Work instructions »
Can you retype only the lines from the one with "Transcribe the text in this document." through the final line of the material, exactly as given?

[Lines of data]
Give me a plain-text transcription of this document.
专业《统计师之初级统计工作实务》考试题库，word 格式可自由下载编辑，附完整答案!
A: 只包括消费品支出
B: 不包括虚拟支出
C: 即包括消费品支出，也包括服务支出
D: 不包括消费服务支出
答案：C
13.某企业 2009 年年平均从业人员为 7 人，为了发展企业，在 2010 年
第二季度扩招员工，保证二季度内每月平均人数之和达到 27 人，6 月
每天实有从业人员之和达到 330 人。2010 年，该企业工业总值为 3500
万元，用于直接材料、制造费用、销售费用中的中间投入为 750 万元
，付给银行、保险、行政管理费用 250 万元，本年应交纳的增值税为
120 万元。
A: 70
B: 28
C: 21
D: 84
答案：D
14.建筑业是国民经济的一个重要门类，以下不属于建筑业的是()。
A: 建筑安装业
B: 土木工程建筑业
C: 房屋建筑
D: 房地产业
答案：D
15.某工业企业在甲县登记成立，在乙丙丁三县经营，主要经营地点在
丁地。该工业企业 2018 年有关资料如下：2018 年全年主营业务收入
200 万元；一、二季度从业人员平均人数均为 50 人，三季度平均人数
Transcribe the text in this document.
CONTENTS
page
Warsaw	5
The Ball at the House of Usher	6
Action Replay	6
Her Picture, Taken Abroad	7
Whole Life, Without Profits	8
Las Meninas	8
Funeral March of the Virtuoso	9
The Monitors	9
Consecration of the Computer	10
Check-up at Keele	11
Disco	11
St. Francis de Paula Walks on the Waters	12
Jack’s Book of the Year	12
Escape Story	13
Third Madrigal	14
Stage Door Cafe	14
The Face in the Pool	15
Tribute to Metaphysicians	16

Answer in full »
Transcribe the text in this document.
CONTENTS
page
Warsaw	5
The Ball at the House of Usher	6
Action Replay	6
Her Picture, Taken Abroad	7
Whole Life, Without Profits	8
Las Meninas	8
Funeral March of the Virtuoso	9
The Monitors	9
Consecration of the Computer	10
Check-up at Keele	11
Disco	11
St. Francis de Paula Walks on the Waters	12
Jack’s Book of the Year	12
Escape Story	13
Third Madrigal	14
Stage Door Cafe	14
The Face in the Pool	15
Tribute to Metaphysicians	16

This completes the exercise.